### What is asked:
In the entries below, find the lines with the word "Beijing" and copy them.
──────── Extracted data ────────
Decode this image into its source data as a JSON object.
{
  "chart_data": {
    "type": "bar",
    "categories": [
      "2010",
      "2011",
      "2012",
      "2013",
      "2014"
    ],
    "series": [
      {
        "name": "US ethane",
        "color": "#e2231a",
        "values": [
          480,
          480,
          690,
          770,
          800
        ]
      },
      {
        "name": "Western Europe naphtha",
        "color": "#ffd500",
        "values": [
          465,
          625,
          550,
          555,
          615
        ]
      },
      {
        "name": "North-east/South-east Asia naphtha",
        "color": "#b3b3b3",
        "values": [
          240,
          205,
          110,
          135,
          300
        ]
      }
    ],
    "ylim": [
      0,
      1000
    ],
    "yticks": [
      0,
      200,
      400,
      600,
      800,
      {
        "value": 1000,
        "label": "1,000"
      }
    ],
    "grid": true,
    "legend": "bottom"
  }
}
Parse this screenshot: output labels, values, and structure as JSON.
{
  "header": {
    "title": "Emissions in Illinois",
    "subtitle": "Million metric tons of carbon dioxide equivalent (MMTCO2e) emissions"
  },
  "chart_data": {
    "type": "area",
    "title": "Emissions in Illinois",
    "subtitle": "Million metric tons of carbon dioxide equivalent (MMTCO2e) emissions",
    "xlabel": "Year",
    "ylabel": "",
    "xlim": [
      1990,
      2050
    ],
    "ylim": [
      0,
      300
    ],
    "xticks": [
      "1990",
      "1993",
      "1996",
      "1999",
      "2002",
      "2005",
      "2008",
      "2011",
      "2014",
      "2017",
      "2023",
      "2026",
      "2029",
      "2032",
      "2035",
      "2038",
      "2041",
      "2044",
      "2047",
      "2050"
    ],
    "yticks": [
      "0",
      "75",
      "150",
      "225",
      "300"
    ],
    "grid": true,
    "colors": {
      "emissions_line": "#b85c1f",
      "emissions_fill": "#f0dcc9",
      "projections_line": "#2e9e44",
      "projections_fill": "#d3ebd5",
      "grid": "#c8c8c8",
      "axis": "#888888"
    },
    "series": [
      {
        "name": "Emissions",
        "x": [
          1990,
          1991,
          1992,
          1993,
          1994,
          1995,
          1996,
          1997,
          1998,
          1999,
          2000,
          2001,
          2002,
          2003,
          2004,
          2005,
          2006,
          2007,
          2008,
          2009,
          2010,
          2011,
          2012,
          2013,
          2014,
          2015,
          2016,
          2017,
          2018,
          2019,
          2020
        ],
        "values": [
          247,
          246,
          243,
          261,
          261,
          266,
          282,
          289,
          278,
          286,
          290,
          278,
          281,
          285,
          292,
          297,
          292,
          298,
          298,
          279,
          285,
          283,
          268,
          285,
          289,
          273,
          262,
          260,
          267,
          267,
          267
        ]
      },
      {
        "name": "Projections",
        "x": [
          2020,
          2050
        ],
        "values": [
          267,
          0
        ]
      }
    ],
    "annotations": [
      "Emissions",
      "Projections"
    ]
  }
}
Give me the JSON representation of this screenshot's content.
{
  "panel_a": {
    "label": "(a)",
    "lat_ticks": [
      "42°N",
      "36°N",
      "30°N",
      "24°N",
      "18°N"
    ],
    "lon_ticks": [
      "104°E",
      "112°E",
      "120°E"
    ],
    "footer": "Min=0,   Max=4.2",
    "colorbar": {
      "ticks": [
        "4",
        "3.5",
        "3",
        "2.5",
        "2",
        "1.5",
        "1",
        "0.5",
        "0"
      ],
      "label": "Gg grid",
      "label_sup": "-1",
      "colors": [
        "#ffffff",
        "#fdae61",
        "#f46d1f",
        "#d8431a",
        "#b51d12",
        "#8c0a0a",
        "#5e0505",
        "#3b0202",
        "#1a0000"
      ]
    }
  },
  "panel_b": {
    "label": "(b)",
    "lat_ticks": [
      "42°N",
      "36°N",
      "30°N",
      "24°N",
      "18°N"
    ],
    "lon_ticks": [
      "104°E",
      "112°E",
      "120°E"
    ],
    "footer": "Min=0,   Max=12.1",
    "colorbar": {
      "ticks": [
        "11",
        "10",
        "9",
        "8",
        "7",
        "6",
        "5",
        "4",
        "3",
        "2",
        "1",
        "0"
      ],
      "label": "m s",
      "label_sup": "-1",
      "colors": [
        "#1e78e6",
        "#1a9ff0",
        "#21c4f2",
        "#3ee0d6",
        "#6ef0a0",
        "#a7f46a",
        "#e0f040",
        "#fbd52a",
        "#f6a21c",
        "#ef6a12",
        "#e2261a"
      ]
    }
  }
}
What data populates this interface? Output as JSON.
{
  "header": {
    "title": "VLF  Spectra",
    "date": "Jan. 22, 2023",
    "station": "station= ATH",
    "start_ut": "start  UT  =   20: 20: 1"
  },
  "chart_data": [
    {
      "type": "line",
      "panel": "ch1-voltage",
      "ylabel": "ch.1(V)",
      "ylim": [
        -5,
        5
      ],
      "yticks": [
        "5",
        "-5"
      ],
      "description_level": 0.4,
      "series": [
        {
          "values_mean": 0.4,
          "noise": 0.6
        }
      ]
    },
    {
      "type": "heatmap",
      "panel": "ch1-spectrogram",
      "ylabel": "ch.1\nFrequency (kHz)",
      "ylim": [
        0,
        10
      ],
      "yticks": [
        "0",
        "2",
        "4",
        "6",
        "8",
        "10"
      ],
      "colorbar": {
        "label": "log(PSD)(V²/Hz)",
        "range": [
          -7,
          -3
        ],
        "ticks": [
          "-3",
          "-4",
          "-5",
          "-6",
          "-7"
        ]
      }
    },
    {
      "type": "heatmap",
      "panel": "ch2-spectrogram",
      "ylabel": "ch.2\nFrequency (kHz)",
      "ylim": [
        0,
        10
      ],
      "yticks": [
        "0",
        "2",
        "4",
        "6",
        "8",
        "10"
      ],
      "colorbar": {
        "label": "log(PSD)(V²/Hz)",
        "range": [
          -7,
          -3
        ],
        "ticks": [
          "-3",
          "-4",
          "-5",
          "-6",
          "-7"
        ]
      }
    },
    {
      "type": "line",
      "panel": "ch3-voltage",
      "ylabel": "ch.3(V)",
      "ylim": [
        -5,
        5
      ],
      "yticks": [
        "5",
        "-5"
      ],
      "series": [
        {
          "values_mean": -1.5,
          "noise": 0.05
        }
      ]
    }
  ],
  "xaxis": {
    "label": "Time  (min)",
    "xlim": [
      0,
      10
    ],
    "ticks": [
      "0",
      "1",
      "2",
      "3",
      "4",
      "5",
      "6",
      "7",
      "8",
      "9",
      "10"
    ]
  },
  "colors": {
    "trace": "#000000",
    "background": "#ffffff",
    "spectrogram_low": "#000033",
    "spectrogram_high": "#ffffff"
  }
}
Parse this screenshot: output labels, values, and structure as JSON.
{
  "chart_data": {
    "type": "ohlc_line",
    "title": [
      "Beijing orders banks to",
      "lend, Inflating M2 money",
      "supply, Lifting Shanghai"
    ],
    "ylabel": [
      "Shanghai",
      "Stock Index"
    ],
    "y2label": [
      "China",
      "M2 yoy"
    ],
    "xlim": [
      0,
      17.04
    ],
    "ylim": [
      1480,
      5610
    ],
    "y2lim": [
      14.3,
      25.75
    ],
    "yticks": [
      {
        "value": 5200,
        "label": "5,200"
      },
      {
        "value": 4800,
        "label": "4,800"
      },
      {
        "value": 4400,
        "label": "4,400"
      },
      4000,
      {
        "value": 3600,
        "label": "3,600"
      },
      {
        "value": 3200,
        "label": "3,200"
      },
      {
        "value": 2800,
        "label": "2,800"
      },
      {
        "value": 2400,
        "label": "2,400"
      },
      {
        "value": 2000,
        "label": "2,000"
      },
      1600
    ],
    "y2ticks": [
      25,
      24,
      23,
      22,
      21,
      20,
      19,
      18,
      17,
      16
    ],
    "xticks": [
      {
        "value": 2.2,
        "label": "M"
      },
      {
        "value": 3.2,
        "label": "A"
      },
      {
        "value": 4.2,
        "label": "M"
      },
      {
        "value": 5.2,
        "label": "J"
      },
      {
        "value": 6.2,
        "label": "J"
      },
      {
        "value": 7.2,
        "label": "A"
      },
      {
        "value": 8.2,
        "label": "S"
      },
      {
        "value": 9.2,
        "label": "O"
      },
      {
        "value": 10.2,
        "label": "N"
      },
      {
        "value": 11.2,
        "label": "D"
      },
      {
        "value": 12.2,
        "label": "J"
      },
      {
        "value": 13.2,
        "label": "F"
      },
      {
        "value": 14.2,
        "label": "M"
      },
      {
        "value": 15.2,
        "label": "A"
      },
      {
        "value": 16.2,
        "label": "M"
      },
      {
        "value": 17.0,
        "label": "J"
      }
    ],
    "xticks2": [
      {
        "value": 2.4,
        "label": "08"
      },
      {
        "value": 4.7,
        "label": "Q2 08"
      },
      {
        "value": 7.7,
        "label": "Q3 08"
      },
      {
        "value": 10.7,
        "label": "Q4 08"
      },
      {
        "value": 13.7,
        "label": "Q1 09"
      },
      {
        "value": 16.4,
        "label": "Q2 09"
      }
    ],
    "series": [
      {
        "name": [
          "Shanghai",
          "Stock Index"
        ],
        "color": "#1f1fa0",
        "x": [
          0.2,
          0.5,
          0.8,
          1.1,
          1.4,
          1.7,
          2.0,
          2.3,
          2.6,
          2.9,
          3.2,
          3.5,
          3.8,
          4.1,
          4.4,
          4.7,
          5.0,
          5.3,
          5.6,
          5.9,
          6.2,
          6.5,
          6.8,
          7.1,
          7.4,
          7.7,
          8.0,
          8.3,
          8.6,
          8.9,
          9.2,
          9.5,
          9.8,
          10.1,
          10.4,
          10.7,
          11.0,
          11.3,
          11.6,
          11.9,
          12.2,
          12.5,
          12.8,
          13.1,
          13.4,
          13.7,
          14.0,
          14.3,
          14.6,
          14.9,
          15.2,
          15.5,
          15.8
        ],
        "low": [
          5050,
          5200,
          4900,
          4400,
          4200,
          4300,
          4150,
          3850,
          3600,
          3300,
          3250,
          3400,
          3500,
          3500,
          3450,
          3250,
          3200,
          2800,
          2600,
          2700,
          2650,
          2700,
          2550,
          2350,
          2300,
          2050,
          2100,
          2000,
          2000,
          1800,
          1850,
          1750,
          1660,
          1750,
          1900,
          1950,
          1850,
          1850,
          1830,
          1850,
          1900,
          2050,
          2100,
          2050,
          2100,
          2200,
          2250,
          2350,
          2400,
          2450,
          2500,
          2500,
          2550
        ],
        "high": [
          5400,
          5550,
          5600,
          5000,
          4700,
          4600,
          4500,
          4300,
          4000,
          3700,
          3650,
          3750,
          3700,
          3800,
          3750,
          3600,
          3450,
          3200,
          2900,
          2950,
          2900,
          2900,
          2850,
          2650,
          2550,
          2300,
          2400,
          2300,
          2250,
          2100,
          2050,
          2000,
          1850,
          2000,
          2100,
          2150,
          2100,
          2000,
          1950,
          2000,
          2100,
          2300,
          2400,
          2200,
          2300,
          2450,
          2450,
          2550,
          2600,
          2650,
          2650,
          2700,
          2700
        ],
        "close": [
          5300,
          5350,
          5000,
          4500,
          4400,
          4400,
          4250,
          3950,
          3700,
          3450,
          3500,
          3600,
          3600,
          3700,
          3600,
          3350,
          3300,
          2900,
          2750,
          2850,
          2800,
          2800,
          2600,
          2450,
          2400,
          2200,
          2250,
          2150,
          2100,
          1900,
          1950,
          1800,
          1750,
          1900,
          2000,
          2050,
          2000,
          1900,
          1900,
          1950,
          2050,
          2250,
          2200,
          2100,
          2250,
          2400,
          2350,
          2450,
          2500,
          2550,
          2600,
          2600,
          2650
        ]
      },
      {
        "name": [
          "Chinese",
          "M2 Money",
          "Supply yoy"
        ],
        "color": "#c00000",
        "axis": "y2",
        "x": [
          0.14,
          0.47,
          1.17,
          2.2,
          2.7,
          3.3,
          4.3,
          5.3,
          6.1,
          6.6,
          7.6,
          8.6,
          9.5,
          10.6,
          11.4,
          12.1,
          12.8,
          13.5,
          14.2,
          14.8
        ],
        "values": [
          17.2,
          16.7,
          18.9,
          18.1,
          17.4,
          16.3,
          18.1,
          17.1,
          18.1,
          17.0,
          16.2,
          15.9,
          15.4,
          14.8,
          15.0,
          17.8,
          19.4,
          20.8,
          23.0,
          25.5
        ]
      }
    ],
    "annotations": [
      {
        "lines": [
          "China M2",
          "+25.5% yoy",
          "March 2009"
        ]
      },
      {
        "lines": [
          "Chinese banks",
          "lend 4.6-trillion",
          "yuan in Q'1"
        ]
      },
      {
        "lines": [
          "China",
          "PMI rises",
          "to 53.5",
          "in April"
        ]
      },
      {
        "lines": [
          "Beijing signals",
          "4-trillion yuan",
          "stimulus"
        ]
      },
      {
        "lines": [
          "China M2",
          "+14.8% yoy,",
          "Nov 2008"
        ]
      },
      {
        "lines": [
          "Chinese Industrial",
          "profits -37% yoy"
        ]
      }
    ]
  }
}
────────
### Exercise answer:
      "Beijing orders banks to",
          "Beijing signals",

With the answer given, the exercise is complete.